[start]

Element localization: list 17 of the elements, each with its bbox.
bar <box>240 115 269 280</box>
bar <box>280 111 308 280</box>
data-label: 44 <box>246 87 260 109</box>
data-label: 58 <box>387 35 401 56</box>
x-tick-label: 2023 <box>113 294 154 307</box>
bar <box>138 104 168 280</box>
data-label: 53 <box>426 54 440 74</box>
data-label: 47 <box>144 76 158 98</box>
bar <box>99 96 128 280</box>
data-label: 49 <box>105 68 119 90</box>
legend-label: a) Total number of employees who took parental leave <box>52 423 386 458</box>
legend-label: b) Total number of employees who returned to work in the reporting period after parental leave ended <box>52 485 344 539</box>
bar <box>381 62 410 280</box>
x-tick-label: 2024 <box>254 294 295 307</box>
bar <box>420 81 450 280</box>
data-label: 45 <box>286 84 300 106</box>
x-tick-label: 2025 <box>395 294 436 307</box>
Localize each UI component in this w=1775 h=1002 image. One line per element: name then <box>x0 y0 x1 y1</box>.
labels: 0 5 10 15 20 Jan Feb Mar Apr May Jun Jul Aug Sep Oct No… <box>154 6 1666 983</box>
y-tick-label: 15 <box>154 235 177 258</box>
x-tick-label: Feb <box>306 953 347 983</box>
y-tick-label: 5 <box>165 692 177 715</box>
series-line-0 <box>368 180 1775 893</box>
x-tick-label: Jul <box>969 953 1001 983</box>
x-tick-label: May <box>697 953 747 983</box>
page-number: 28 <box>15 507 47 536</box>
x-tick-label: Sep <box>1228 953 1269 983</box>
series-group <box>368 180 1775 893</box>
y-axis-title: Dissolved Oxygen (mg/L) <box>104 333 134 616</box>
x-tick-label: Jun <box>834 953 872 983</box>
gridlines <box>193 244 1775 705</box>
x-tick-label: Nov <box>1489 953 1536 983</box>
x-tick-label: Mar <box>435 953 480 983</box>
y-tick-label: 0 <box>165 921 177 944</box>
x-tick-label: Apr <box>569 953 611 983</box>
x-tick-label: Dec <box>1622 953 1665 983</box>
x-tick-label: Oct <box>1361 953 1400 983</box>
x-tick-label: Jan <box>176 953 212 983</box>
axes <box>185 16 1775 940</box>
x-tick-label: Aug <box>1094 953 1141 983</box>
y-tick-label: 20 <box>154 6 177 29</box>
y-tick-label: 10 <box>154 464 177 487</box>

[end]

• Job:
Convert every line of the data above into a JSON array of strings, one string per line, leaving out any blank lines.

• Reply to the task:
[
  "Element localization: list 17 of the elements, each with its bbox.",
  "bar <box>240 115 269 280</box>",
  "bar <box>280 111 308 280</box>",
  "data-label: 44 <box>246 87 260 109</box>",
  "data-label: 58 <box>387 35 401 56</box>",
  "x-tick-label: 2023 <box>113 294 154 307</box>",
  "bar <box>138 104 168 280</box>",
  "data-label: 53 <box>426 54 440 74</box>",
  "data-label: 47 <box>144 76 158 98</box>",
  "bar <box>99 96 128 280</box>",
  "data-label: 49 <box>105 68 119 90</box>",
  "legend-label: a) Total number of employees who took parental leave <box>52 423 386 458</box>",
  "legend-label: b) Total number of employees who returned to work in the reporting period after parental leave ended <box>52 485 344 539</box>",
  "bar <box>381 62 410 280</box>",
  "x-tick-label: 2024 <box>254 294 295 307</box>",
  "bar <box>420 81 450 280</box>",
  "data-label: 45 <box>286 84 300 106</box>",
  "x-tick-label: 2025 <box>395 294 436 307</box>",
  "Localize each UI component in this w=1775 h=1002 image. One line per element: name then <box>x0 y0 x1 y1</box>.",
  "labels: 0 5 10 15 20 Jan Feb Mar Apr May Jun Jul Aug Sep Oct No… <box>154 6 1666 983</box>",
  "y-tick-label: 15 <box>154 235 177 258</box>",
  "x-tick-label: Feb <box>306 953 347 983</box>",
  "y-tick-label: 5 <box>165 692 177 715</box>",
  "series-line-0 <box>368 180 1775 893</box>",
  "x-tick-label: Jul <box>969 953 1001 983</box>",
  "x-tick-label: May <box>697 953 747 983</box>",
  "page-number: 28 <box>15 507 47 536</box>",
  "x-tick-label: Sep <box>1228 953 1269 983</box>",
  "series-group <box>368 180 1775 893</box>",
  "y-axis-title: Dissolved Oxygen (mg/L) <box>104 333 134 616</box>",
  "x-tick-label: Jun <box>834 953 872 983</box>",
  "gridlines <box>193 244 1775 705</box>",
  "x-tick-label: Nov <box>1489 953 1536 983</box>",
  "x-tick-label: Mar <box>435 953 480 983</box>",
  "y-tick-label: 0 <box>165 921 177 944</box>",
  "x-tick-label: Apr <box>569 953 611 983</box>",
  "x-tick-label: Dec <box>1622 953 1665 983</box>",
  "x-tick-label: Oct <box>1361 953 1400 983</box>",
  "x-tick-label: Jan <box>176 953 212 983</box>",
  "axes <box>185 16 1775 940</box>",
  "x-tick-label: Aug <box>1094 953 1141 983</box>",
  "y-tick-label: 20 <box>154 6 177 29</box>",
  "y-tick-label: 10 <box>154 464 177 487</box>"
]